**WRITTEN TASK:**
Return the rows below verbatim, reproducing every line without alteration.
______________________________
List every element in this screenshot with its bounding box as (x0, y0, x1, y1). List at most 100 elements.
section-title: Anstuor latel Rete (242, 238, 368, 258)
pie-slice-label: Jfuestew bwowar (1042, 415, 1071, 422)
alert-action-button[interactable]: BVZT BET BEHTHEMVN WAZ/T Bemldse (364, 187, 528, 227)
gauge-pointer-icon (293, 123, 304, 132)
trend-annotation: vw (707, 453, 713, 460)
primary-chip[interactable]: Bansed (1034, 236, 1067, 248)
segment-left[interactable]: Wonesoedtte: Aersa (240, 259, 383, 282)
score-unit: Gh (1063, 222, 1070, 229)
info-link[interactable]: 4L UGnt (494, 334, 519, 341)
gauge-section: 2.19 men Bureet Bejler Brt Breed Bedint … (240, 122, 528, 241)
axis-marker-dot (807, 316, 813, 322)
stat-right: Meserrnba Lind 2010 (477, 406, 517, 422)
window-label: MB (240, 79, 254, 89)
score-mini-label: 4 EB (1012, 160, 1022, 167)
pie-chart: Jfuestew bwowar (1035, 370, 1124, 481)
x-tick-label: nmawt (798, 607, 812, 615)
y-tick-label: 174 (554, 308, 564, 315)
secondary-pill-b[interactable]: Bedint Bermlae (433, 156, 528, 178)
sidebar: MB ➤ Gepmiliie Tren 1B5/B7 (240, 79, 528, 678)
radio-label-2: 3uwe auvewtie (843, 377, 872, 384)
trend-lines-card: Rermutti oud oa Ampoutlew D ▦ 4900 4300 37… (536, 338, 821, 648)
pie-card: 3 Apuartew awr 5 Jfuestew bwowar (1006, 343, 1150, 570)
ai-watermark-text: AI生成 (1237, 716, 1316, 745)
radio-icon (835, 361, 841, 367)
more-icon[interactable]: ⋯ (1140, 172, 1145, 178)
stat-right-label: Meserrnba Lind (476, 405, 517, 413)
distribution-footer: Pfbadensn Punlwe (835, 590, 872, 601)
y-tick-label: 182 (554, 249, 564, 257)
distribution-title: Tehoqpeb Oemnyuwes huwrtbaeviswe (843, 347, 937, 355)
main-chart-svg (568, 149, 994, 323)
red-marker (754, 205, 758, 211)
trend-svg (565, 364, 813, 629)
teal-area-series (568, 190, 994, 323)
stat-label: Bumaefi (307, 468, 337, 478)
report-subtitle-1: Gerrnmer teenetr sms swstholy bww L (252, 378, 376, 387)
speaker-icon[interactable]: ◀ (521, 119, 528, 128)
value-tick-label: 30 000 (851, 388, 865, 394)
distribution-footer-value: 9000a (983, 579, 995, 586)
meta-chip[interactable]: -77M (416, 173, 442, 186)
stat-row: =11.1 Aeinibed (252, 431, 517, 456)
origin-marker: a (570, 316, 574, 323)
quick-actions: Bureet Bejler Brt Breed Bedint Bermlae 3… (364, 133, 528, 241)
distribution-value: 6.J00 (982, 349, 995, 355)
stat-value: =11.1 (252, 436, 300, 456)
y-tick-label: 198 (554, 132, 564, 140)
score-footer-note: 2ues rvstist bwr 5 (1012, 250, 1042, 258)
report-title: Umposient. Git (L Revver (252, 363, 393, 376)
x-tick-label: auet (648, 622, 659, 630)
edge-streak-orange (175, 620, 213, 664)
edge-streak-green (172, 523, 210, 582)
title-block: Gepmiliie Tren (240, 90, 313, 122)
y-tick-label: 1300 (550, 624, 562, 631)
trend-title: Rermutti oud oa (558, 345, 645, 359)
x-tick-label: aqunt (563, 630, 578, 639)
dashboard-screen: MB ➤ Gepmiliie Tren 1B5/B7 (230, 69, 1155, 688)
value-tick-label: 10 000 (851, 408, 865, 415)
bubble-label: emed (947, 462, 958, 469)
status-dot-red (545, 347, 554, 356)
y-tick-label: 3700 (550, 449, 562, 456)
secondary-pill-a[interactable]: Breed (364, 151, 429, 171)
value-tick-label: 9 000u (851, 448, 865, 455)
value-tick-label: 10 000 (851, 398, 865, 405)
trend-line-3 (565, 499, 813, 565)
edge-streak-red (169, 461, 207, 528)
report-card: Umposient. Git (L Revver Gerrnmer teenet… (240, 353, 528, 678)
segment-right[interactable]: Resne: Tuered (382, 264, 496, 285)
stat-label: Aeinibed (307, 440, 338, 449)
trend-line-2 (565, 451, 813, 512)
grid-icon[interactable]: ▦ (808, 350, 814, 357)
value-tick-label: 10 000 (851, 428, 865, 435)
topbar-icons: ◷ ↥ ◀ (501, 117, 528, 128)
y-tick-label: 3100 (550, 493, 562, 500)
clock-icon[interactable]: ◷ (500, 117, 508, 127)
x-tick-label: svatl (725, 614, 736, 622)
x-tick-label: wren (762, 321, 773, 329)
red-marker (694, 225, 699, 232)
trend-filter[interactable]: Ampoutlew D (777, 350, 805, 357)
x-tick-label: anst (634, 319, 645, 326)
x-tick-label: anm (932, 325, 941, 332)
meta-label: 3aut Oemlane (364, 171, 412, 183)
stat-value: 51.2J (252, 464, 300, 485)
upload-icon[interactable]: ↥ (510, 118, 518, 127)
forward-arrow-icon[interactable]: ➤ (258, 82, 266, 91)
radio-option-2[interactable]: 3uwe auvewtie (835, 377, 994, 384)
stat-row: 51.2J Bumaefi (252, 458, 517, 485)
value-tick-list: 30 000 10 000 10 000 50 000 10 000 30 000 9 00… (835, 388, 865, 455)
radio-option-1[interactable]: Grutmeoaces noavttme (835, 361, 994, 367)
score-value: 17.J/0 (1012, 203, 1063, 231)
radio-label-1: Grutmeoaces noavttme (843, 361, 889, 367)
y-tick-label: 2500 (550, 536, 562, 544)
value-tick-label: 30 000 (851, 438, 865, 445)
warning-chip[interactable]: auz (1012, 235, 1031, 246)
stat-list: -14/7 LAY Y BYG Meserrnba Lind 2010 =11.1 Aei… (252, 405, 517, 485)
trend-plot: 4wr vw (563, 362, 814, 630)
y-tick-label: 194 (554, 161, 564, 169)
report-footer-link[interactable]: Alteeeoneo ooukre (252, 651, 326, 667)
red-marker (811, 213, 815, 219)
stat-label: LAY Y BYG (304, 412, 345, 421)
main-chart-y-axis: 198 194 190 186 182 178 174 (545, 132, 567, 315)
______________________________
**WRITTEN RESPONSE:**
List every element in this screenshot with its bounding box as (x0, y0, x1, y1). List at most 100 elements.
section-title: Anstuor latel Rete (242, 238, 368, 258)
pie-slice-label: Jfuestew bwowar (1042, 415, 1071, 422)
alert-action-button[interactable]: BVZT BET BEHTHEMVN WAZ/T Bemldse (364, 187, 528, 227)
gauge-pointer-icon (293, 123, 304, 132)
trend-annotation: vw (707, 453, 713, 460)
primary-chip[interactable]: Bansed (1034, 236, 1067, 248)
segment-left[interactable]: Wonesoedtte: Aersa (240, 259, 383, 282)
score-unit: Gh (1063, 222, 1070, 229)
info-link[interactable]: 4L UGnt (494, 334, 519, 341)
gauge-section: 2.19 men Bureet Bejler Brt Breed Bedint … (240, 122, 528, 241)
axis-marker-dot (807, 316, 813, 322)
stat-right: Meserrnba Lind 2010 (477, 406, 517, 422)
window-label: MB (240, 79, 254, 89)
score-mini-label: 4 EB (1012, 160, 1022, 167)
pie-chart: Jfuestew bwowar (1035, 370, 1124, 481)
x-tick-label: nmawt (798, 607, 812, 615)
y-tick-label: 174 (554, 308, 564, 315)
secondary-pill-b[interactable]: Bedint Bermlae (433, 156, 528, 178)
sidebar: MB ➤ Gepmiliie Tren 1B5/B7 (240, 79, 528, 678)
radio-label-2: 3uwe auvewtie (843, 377, 872, 384)
trend-lines-card: Rermutti oud oa Ampoutlew D ▦ 4900 4300 37… (536, 338, 821, 648)
pie-card: 3 Apuartew awr 5 Jfuestew bwowar (1006, 343, 1150, 570)
ai-watermark-text: AI生成 (1237, 716, 1316, 745)
radio-icon (835, 361, 841, 367)
more-icon[interactable]: ⋯ (1140, 172, 1145, 178)
stat-right-label: Meserrnba Lind (476, 405, 517, 413)
distribution-footer: Pfbadensn Punlwe (835, 590, 872, 601)
y-tick-label: 182 (554, 249, 564, 257)
distribution-title: Tehoqpeb Oemnyuwes huwrtbaeviswe (843, 347, 937, 355)
main-chart-svg (568, 149, 994, 323)
red-marker (754, 205, 758, 211)
trend-svg (565, 364, 813, 629)
teal-area-series (568, 190, 994, 323)
stat-label: Bumaefi (307, 468, 337, 478)
report-subtitle-1: Gerrnmer teenetr sms swstholy bww L (252, 378, 376, 387)
speaker-icon[interactable]: ◀ (521, 119, 528, 128)
value-tick-label: 30 000 (851, 388, 865, 394)
distribution-footer-value: 9000a (983, 579, 995, 586)
meta-chip[interactable]: -77M (416, 173, 442, 186)
stat-row: =11.1 Aeinibed (252, 431, 517, 456)
origin-marker: a (570, 316, 574, 323)
quick-actions: Bureet Bejler Brt Breed Bedint Bermlae 3… (364, 133, 528, 241)
distribution-value: 6.J00 (982, 349, 995, 355)
stat-value: =11.1 (252, 436, 300, 456)
y-tick-label: 198 (554, 132, 564, 140)
score-footer-note: 2ues rvstist bwr 5 (1012, 250, 1042, 258)
report-title: Umposient. Git (L Revver (252, 363, 393, 376)
x-tick-label: auet (648, 622, 659, 630)
edge-streak-orange (175, 620, 213, 664)
edge-streak-green (172, 523, 210, 582)
title-block: Gepmiliie Tren (240, 90, 313, 122)
y-tick-label: 1300 (550, 624, 562, 631)
trend-title: Rermutti oud oa (558, 345, 645, 359)
x-tick-label: aqunt (563, 630, 578, 639)
dashboard-screen: MB ➤ Gepmiliie Tren 1B5/B7 (230, 69, 1155, 688)
value-tick-label: 10 000 (851, 408, 865, 415)
bubble-label: emed (947, 462, 958, 469)
status-dot-red (545, 347, 554, 356)
y-tick-label: 3700 (550, 449, 562, 456)
secondary-pill-a[interactable]: Breed (364, 151, 429, 171)
value-tick-label: 9 000u (851, 448, 865, 455)
value-tick-label: 10 000 (851, 398, 865, 405)
trend-line-3 (565, 499, 813, 565)
edge-streak-red (169, 461, 207, 528)
report-card: Umposient. Git (L Revver Gerrnmer teenet… (240, 353, 528, 678)
segment-right[interactable]: Resne: Tuered (382, 264, 496, 285)
stat-label: Aeinibed (307, 440, 338, 449)
trend-line-2 (565, 451, 813, 512)
grid-icon[interactable]: ▦ (808, 350, 814, 357)
value-tick-label: 10 000 (851, 428, 865, 435)
topbar-icons: ◷ ↥ ◀ (501, 117, 528, 128)
y-tick-label: 3100 (550, 493, 562, 500)
clock-icon[interactable]: ◷ (500, 117, 508, 127)
x-tick-label: svatl (725, 614, 736, 622)
x-tick-label: wren (762, 321, 773, 329)
red-marker (694, 225, 699, 232)
trend-filter[interactable]: Ampoutlew D (777, 350, 805, 357)
x-tick-label: anst (634, 319, 645, 326)
x-tick-label: anm (932, 325, 941, 332)
meta-label: 3aut Oemlane (364, 171, 412, 183)
stat-value: 51.2J (252, 464, 300, 485)
upload-icon[interactable]: ↥ (510, 118, 518, 127)
forward-arrow-icon[interactable]: ➤ (258, 82, 266, 91)
radio-option-2[interactable]: 3uwe auvewtie (835, 377, 994, 384)
stat-row: 51.2J Bumaefi (252, 458, 517, 485)
value-tick-list: 30 000 10 000 10 000 50 000 10 000 30 000 9 00… (835, 388, 865, 455)
radio-option-1[interactable]: Grutmeoaces noavttme (835, 361, 994, 367)
score-value: 17.J/0 (1012, 203, 1063, 231)
radio-label-1: Grutmeoaces noavttme (843, 361, 889, 367)
y-tick-label: 2500 (550, 536, 562, 544)
value-tick-label: 30 000 (851, 438, 865, 445)
warning-chip[interactable]: auz (1012, 235, 1031, 246)
stat-list: -14/7 LAY Y BYG Meserrnba Lind 2010 =11.1 Aei… (252, 405, 517, 485)
trend-plot: 4wr vw (563, 362, 814, 630)
y-tick-label: 194 (554, 161, 564, 169)
report-footer-link[interactable]: Alteeeoneo ooukre (252, 651, 326, 667)
red-marker (811, 213, 815, 219)
stat-label: LAY Y BYG (304, 412, 345, 421)
main-chart-y-axis: 198 194 190 186 182 178 174 (545, 132, 567, 315)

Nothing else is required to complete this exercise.